● SHORT TASK: Identify the lines containing the word "порядка". Copy each one.

* Begin RECORD EXCERPTS *

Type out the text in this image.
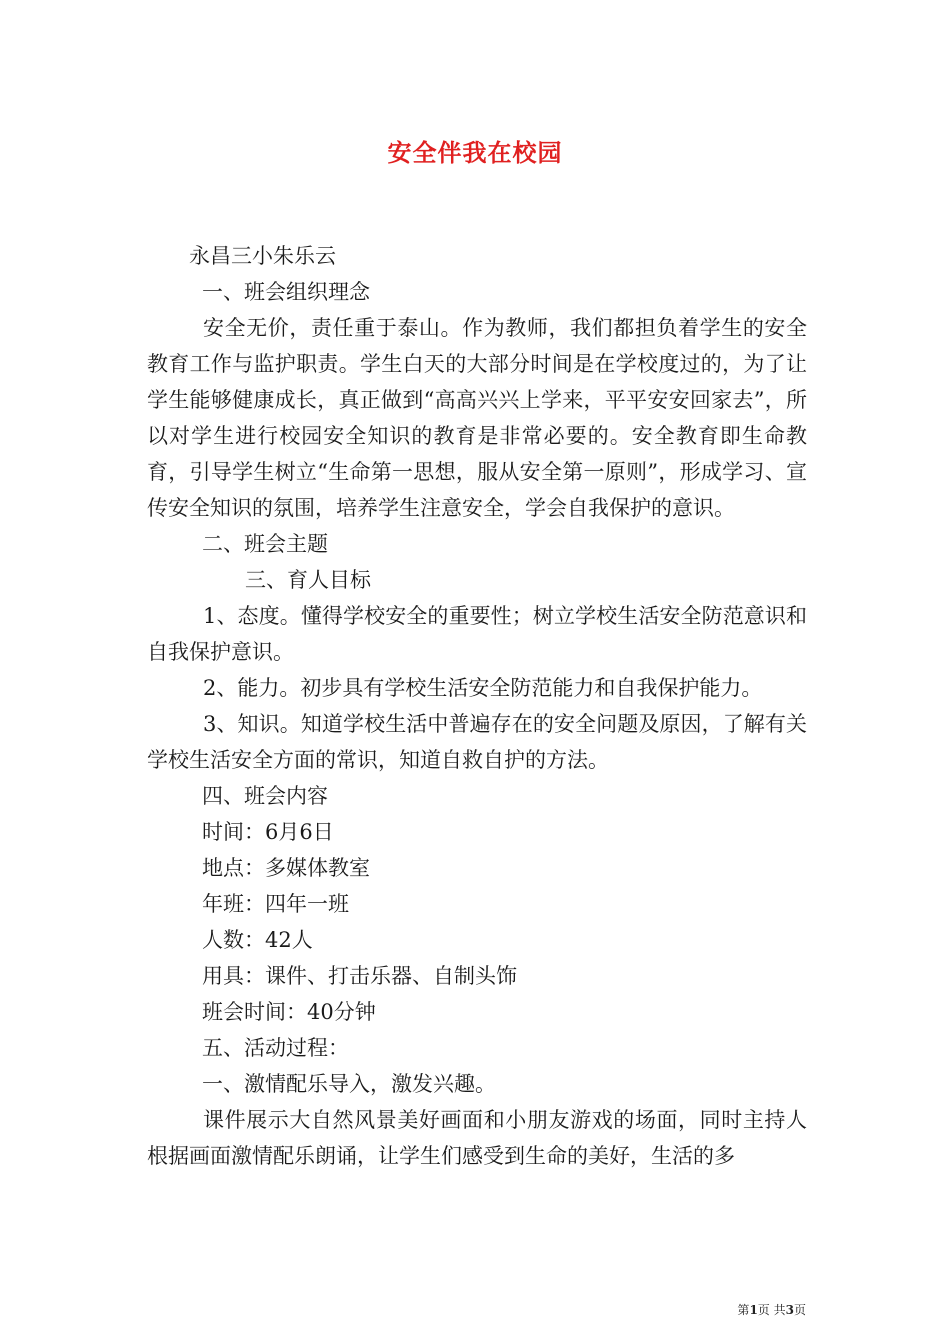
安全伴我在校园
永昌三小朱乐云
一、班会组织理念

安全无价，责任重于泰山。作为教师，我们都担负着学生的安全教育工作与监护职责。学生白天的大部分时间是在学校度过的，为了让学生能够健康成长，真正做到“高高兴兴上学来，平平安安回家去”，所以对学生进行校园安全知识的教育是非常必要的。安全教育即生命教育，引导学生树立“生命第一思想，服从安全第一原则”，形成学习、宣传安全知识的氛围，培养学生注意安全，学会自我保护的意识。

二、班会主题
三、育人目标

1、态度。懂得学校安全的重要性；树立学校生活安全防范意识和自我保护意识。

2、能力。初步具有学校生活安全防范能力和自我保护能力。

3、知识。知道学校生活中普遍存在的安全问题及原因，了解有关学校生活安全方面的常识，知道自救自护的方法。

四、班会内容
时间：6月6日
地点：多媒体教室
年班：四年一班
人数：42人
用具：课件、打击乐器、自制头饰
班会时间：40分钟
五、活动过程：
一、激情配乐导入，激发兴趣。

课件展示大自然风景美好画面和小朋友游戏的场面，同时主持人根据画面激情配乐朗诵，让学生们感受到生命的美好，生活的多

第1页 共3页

* End RECORD EXCERPTS *
* Begin RECORD EXCERPTS *

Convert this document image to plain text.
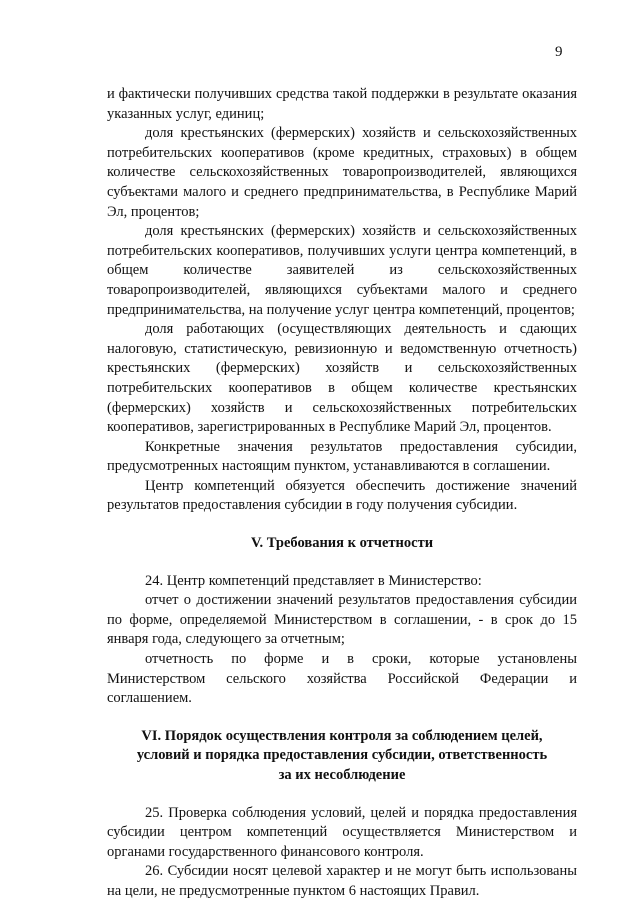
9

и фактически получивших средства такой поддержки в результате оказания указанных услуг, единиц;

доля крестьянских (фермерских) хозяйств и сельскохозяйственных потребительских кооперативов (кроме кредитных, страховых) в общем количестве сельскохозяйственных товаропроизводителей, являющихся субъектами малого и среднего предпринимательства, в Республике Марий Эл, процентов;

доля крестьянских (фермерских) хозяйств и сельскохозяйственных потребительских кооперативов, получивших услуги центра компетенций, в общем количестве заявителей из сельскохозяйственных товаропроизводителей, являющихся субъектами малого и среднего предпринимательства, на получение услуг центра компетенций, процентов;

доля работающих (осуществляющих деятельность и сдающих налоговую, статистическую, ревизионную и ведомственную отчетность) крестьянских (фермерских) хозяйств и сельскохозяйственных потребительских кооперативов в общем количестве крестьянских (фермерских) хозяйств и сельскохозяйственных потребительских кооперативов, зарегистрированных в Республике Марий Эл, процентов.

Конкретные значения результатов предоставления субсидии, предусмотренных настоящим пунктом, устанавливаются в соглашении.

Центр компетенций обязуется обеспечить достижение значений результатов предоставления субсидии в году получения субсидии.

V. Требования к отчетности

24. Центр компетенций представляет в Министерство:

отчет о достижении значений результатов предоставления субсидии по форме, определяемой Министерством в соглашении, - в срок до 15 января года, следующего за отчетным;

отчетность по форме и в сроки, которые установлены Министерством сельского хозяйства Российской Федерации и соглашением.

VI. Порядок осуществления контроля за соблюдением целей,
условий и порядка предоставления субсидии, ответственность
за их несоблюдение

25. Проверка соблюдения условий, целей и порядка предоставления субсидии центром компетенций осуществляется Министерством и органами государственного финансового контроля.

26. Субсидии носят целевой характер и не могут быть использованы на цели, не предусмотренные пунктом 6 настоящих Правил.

* End RECORD EXCERPTS *

● RESPONSE FOR THIS EXERCISE:
условий и порядка предоставления субсидии, ответственность
25. Проверка соблюдения условий, целей и порядка предоставления субсидии центром компетенций осуществляется Министерством и органами государственного финансового контроля.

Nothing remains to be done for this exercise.